Figure data in JSON:
__________________________________________________

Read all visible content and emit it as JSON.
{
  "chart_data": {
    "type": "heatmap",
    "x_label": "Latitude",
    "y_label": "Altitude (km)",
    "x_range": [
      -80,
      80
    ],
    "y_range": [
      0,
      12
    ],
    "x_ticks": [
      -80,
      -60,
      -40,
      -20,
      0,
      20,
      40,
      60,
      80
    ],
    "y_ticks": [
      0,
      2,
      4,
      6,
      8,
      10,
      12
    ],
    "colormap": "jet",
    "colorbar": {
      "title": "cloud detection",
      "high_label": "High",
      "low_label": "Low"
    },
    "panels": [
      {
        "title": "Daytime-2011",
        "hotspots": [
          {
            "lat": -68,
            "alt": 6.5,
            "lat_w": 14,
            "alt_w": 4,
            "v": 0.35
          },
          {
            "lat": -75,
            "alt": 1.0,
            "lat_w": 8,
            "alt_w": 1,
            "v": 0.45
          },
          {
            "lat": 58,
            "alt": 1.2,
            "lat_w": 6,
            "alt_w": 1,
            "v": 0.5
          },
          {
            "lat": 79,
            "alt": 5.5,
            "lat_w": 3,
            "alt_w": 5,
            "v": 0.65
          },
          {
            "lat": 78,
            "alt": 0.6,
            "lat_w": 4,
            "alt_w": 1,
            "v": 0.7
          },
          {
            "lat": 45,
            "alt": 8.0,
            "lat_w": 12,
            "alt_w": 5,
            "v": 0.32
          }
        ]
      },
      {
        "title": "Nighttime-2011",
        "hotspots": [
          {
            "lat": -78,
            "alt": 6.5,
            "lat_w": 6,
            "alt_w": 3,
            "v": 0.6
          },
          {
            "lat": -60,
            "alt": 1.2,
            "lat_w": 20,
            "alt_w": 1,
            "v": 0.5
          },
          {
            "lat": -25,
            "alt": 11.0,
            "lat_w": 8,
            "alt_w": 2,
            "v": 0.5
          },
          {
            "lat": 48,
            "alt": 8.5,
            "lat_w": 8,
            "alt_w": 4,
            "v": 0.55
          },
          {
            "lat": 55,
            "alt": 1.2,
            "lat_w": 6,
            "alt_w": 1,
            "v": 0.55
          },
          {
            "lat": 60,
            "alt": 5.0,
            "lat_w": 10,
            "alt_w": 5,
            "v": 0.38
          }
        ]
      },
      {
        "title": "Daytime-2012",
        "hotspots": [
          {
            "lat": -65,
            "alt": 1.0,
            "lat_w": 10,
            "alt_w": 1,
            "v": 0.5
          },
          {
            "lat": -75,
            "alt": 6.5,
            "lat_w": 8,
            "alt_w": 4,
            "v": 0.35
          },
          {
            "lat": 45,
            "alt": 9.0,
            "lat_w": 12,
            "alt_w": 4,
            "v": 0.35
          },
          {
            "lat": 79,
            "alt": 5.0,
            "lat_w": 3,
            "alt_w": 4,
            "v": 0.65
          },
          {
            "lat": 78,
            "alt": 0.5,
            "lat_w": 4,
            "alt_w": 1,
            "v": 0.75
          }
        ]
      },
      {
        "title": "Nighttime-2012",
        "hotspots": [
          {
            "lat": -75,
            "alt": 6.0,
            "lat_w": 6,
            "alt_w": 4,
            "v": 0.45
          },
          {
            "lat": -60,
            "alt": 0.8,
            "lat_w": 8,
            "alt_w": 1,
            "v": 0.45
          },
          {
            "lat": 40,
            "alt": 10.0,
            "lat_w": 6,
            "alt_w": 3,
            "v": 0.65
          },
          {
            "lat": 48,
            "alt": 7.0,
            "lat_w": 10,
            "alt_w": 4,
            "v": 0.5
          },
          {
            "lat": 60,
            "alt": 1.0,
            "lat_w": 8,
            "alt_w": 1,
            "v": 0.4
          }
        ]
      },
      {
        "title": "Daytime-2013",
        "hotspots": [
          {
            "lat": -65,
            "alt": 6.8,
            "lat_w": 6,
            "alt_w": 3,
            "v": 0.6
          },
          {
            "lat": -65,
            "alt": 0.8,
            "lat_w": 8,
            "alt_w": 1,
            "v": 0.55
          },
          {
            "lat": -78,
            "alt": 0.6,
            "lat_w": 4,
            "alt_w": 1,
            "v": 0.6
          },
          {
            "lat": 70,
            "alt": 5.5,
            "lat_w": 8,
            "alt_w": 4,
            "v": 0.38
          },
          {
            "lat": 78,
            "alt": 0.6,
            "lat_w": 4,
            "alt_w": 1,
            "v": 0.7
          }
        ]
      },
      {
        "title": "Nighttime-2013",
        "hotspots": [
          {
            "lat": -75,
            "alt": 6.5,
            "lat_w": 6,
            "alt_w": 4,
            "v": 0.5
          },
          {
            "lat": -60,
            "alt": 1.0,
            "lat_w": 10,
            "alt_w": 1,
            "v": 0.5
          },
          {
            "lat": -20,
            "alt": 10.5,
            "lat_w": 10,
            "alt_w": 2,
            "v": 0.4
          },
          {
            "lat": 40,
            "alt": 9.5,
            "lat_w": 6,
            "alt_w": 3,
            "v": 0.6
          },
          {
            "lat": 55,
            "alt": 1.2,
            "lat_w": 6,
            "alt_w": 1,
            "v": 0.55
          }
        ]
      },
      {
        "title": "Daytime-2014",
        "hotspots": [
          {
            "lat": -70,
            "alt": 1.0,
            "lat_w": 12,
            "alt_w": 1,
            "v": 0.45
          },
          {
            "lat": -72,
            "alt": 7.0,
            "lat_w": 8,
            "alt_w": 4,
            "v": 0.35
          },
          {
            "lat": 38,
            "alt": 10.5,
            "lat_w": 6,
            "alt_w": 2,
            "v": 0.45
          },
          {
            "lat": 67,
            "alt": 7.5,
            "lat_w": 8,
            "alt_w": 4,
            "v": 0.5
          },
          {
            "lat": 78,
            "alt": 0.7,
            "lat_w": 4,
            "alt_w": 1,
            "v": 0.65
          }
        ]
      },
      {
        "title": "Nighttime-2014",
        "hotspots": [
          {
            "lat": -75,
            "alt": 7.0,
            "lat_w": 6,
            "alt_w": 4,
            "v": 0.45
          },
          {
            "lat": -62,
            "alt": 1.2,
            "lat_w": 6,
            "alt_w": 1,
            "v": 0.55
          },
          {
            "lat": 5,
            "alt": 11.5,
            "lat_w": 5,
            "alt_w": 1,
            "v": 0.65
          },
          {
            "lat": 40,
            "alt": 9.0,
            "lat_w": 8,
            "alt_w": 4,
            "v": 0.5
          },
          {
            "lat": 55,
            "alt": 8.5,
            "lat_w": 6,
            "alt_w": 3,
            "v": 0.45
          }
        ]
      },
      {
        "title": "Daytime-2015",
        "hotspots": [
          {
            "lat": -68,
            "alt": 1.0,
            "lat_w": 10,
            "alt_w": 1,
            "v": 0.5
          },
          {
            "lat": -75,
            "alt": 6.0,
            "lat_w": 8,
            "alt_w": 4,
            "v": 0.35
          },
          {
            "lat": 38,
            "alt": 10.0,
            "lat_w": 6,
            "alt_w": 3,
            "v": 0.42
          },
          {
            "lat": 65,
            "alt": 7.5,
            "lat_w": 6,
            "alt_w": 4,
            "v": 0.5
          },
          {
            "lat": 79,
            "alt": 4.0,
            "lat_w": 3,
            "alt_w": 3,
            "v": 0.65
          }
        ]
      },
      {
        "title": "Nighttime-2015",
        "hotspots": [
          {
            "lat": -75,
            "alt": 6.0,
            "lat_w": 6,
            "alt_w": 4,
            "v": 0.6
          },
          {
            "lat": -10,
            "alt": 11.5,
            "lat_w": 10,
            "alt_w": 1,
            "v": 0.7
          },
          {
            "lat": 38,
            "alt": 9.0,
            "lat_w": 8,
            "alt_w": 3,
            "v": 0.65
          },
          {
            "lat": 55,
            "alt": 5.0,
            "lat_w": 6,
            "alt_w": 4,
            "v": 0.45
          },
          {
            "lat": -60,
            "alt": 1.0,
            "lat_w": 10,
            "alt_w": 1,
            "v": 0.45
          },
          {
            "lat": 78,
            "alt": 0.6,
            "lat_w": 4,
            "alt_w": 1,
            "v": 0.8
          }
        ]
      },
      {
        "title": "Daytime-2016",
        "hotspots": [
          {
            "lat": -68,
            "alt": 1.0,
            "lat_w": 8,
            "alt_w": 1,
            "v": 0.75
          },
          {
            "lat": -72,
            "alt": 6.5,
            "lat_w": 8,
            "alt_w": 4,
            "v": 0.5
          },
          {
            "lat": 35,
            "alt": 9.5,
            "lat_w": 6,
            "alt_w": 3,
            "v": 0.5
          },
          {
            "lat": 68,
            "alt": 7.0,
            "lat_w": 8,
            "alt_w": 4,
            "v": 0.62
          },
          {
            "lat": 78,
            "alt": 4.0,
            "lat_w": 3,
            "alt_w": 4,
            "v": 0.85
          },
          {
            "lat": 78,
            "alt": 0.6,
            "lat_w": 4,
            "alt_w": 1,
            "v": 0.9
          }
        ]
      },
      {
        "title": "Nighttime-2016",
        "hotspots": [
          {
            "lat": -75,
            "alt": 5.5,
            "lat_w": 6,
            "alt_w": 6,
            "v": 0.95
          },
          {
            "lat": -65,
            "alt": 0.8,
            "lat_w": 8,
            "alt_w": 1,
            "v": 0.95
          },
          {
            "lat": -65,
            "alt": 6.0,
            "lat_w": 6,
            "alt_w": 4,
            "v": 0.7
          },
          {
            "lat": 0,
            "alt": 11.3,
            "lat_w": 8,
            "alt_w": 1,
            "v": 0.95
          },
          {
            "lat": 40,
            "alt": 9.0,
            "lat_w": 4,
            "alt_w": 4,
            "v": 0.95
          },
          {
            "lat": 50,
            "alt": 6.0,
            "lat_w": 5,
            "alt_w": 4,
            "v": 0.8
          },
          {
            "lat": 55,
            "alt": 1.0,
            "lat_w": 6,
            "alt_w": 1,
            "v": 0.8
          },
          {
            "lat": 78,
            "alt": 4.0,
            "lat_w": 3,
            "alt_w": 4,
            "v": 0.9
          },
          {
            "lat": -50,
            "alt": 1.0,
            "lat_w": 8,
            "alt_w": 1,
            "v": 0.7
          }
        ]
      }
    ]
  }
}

__________________________________________________

■ **What is being asked**
Select every line above that contains the word "Daytime", and copy it.

■ **Solution below**
        "title": "Daytime-2011",
        "title": "Daytime-2012",
        "title": "Daytime-2013",
        "title": "Daytime-2014",
        "title": "Daytime-2015",
        "title": "Daytime-2016",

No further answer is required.